Records provided:
/---

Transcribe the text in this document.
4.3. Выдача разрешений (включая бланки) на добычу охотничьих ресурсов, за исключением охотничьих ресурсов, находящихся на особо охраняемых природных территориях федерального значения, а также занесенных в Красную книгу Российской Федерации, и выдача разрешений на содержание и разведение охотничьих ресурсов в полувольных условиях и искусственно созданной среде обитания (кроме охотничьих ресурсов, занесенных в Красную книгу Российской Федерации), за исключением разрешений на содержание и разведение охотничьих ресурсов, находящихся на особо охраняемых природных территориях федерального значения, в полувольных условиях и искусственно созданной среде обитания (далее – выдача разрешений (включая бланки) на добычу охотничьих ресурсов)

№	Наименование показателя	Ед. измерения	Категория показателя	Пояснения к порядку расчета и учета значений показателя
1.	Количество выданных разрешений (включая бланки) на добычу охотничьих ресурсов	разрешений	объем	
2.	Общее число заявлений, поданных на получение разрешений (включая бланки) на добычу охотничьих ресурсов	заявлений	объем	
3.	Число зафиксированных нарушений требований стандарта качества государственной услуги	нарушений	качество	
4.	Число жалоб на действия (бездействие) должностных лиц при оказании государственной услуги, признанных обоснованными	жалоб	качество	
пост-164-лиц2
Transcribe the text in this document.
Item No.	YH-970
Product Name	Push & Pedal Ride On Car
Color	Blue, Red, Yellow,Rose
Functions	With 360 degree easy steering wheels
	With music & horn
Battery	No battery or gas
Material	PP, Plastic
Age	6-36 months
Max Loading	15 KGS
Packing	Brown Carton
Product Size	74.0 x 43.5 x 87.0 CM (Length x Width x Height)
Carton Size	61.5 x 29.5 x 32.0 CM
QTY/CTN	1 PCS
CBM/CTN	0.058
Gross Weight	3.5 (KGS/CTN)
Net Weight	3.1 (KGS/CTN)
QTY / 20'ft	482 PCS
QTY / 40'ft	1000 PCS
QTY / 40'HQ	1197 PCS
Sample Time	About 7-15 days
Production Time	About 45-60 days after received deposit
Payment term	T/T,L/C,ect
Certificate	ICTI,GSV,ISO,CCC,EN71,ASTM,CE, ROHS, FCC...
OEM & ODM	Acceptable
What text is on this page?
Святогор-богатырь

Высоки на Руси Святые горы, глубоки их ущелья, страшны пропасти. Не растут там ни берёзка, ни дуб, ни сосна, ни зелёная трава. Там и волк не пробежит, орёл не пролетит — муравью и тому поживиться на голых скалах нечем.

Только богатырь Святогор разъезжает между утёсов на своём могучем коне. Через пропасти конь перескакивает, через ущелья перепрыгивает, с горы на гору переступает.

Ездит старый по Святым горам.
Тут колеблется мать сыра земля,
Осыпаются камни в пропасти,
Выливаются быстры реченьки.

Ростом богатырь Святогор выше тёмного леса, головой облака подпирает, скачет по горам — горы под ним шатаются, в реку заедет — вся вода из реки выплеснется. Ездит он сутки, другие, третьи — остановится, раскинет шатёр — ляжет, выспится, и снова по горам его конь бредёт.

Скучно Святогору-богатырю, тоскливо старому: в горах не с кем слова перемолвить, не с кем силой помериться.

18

\---

Aim of the task: Lines in the records that hold the word "With" are to be counted; give only the total.

Response to this exercise: 2